[Saved entries]
▬▬▬▬▬▬▬▬▬▬

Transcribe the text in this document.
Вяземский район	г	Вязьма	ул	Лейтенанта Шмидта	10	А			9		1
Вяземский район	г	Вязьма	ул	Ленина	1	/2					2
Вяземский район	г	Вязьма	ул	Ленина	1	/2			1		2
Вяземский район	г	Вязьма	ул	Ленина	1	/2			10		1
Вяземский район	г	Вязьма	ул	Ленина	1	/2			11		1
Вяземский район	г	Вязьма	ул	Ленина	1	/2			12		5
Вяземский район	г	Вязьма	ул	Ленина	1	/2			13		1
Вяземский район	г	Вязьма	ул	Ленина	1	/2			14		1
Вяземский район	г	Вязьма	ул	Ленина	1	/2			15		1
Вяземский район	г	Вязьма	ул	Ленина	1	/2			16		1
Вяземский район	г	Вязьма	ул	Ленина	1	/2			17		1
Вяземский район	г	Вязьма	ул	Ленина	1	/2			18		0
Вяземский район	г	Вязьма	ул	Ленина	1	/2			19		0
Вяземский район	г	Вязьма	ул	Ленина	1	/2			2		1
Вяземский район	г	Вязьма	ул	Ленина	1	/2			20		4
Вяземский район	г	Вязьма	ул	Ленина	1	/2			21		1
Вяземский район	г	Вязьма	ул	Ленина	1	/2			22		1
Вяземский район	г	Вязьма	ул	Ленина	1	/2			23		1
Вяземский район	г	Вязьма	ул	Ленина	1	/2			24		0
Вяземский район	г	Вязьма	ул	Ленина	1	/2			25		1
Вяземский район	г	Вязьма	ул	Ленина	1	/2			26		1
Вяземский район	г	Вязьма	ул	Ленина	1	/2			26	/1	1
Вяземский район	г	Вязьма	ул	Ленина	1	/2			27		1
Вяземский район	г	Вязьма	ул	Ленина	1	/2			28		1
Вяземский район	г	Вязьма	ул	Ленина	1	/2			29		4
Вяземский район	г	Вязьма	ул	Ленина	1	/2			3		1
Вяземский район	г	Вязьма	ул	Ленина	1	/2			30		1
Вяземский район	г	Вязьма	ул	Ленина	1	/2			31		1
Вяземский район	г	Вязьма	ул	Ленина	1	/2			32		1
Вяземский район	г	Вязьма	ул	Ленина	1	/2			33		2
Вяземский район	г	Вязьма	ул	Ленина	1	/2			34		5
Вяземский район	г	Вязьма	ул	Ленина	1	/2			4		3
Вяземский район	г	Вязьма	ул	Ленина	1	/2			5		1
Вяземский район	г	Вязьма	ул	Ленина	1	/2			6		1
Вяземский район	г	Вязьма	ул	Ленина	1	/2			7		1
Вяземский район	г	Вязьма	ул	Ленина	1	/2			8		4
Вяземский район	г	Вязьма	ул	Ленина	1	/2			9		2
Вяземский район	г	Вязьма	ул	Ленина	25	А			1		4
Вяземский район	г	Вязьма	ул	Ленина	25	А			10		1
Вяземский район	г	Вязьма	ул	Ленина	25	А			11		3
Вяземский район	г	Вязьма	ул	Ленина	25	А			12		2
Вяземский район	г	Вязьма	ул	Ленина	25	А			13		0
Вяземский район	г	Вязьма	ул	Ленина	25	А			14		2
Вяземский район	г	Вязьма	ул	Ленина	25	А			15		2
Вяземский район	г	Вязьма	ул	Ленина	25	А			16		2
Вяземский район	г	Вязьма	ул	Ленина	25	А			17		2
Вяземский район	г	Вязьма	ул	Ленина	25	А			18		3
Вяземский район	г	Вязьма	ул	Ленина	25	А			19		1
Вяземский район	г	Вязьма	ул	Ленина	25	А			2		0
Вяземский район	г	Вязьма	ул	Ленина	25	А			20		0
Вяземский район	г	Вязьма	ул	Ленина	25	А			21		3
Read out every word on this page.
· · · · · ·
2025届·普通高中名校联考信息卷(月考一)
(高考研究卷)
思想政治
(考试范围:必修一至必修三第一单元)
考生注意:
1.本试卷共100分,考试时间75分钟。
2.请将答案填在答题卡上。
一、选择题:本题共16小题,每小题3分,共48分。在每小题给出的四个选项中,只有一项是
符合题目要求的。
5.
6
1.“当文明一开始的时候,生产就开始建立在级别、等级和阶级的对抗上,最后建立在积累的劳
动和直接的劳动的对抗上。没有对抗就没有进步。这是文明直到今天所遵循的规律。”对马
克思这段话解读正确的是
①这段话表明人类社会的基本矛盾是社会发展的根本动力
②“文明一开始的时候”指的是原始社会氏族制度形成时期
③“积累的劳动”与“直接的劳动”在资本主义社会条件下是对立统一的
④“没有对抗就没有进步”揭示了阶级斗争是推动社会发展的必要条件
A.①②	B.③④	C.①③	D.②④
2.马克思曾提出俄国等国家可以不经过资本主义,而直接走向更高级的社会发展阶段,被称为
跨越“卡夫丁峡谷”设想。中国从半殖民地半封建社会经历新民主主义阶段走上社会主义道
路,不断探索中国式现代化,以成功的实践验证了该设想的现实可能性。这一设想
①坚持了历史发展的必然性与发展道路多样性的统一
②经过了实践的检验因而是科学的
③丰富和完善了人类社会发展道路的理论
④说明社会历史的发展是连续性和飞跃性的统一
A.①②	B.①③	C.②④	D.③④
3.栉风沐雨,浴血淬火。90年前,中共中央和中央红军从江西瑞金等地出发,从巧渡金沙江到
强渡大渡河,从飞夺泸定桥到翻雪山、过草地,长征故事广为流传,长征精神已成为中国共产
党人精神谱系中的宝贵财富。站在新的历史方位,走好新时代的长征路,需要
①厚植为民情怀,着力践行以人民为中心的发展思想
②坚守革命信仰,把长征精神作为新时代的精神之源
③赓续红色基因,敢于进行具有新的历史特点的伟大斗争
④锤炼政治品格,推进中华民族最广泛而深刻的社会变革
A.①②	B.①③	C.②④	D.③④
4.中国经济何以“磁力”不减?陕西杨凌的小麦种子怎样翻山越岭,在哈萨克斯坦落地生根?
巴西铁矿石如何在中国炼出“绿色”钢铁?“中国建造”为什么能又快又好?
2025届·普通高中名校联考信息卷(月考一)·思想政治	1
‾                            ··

▬▬▬▬▬▬▬▬▬▬

• TASK INSTRUCTIONS: Quote all the records exactly, please, leaving none out.

• RIGHT ANSWER:
Transcribe the text in this document.
Вяземский район	г	Вязьма	ул	Лейтенанта Шмидта	10	А			9		1
Вяземский район	г	Вязьма	ул	Ленина	1	/2					2
Вяземский район	г	Вязьма	ул	Ленина	1	/2			1		2
Вяземский район	г	Вязьма	ул	Ленина	1	/2			10		1
Вяземский район	г	Вязьма	ул	Ленина	1	/2			11		1
Вяземский район	г	Вязьма	ул	Ленина	1	/2			12		5
Вяземский район	г	Вязьма	ул	Ленина	1	/2			13		1
Вяземский район	г	Вязьма	ул	Ленина	1	/2			14		1
Вяземский район	г	Вязьма	ул	Ленина	1	/2			15		1
Вяземский район	г	Вязьма	ул	Ленина	1	/2			16		1
Вяземский район	г	Вязьма	ул	Ленина	1	/2			17		1
Вяземский район	г	Вязьма	ул	Ленина	1	/2			18		0
Вяземский район	г	Вязьма	ул	Ленина	1	/2			19		0
Вяземский район	г	Вязьма	ул	Ленина	1	/2			2		1
Вяземский район	г	Вязьма	ул	Ленина	1	/2			20		4
Вяземский район	г	Вязьма	ул	Ленина	1	/2			21		1
Вяземский район	г	Вязьма	ул	Ленина	1	/2			22		1
Вяземский район	г	Вязьма	ул	Ленина	1	/2			23		1
Вяземский район	г	Вязьма	ул	Ленина	1	/2			24		0
Вяземский район	г	Вязьма	ул	Ленина	1	/2			25		1
Вяземский район	г	Вязьма	ул	Ленина	1	/2			26		1
Вяземский район	г	Вязьма	ул	Ленина	1	/2			26	/1	1
Вяземский район	г	Вязьма	ул	Ленина	1	/2			27		1
Вяземский район	г	Вязьма	ул	Ленина	1	/2			28		1
Вяземский район	г	Вязьма	ул	Ленина	1	/2			29		4
Вяземский район	г	Вязьма	ул	Ленина	1	/2			3		1
Вяземский район	г	Вязьма	ул	Ленина	1	/2			30		1
Вяземский район	г	Вязьма	ул	Ленина	1	/2			31		1
Вяземский район	г	Вязьма	ул	Ленина	1	/2			32		1
Вяземский район	г	Вязьма	ул	Ленина	1	/2			33		2
Вяземский район	г	Вязьма	ул	Ленина	1	/2			34		5
Вяземский район	г	Вязьма	ул	Ленина	1	/2			4		3
Вяземский район	г	Вязьма	ул	Ленина	1	/2			5		1
Вяземский район	г	Вязьма	ул	Ленина	1	/2			6		1
Вяземский район	г	Вязьма	ул	Ленина	1	/2			7		1
Вяземский район	г	Вязьма	ул	Ленина	1	/2			8		4
Вяземский район	г	Вязьма	ул	Ленина	1	/2			9		2
Вяземский район	г	Вязьма	ул	Ленина	25	А			1		4
Вяземский район	г	Вязьма	ул	Ленина	25	А			10		1
Вяземский район	г	Вязьма	ул	Ленина	25	А			11		3
Вяземский район	г	Вязьма	ул	Ленина	25	А			12		2
Вяземский район	г	Вязьма	ул	Ленина	25	А			13		0
Вяземский район	г	Вязьма	ул	Ленина	25	А			14		2
Вяземский район	г	Вязьма	ул	Ленина	25	А			15		2
Вяземский район	г	Вязьма	ул	Ленина	25	А			16		2
Вяземский район	г	Вязьма	ул	Ленина	25	А			17		2
Вяземский район	г	Вязьма	ул	Ленина	25	А			18		3
Вяземский район	г	Вязьма	ул	Ленина	25	А			19		1
Вяземский район	г	Вязьма	ул	Ленина	25	А			2		0
Вяземский район	г	Вязьма	ул	Ленина	25	А			20		0
Вяземский район	г	Вязьма	ул	Ленина	25	А			21		3
Read out every word on this page.
· · · · · ·
2025届·普通高中名校联考信息卷(月考一)
(高考研究卷)
思想政治
(考试范围:必修一至必修三第一单元)
考生注意:
1.本试卷共100分,考试时间75分钟。
2.请将答案填在答题卡上。
一、选择题:本题共16小题,每小题3分,共48分。在每小题给出的四个选项中,只有一项是
符合题目要求的。
5.
6
1.“当文明一开始的时候,生产就开始建立在级别、等级和阶级的对抗上,最后建立在积累的劳
动和直接的劳动的对抗上。没有对抗就没有进步。这是文明直到今天所遵循的规律。”对马
克思这段话解读正确的是
①这段话表明人类社会的基本矛盾是社会发展的根本动力
②“文明一开始的时候”指的是原始社会氏族制度形成时期
③“积累的劳动”与“直接的劳动”在资本主义社会条件下是对立统一的
④“没有对抗就没有进步”揭示了阶级斗争是推动社会发展的必要条件
A.①②	B.③④	C.①③	D.②④
2.马克思曾提出俄国等国家可以不经过资本主义,而直接走向更高级的社会发展阶段,被称为
跨越“卡夫丁峡谷”设想。中国从半殖民地半封建社会经历新民主主义阶段走上社会主义道
路,不断探索中国式现代化,以成功的实践验证了该设想的现实可能性。这一设想
①坚持了历史发展的必然性与发展道路多样性的统一
②经过了实践的检验因而是科学的
③丰富和完善了人类社会发展道路的理论
④说明社会历史的发展是连续性和飞跃性的统一
A.①②	B.①③	C.②④	D.③④
3.栉风沐雨,浴血淬火。90年前,中共中央和中央红军从江西瑞金等地出发,从巧渡金沙江到
强渡大渡河,从飞夺泸定桥到翻雪山、过草地,长征故事广为流传,长征精神已成为中国共产
党人精神谱系中的宝贵财富。站在新的历史方位,走好新时代的长征路,需要
①厚植为民情怀,着力践行以人民为中心的发展思想
②坚守革命信仰,把长征精神作为新时代的精神之源
③赓续红色基因,敢于进行具有新的历史特点的伟大斗争
④锤炼政治品格,推进中华民族最广泛而深刻的社会变革
A.①②	B.①③	C.②④	D.③④
4.中国经济何以“磁力”不减?陕西杨凌的小麦种子怎样翻山越岭,在哈萨克斯坦落地生根?
巴西铁矿石如何在中国炼出“绿色”钢铁?“中国建造”为什么能又快又好?
2025届·普通高中名校联考信息卷(月考一)·思想政治	1
‾                            ··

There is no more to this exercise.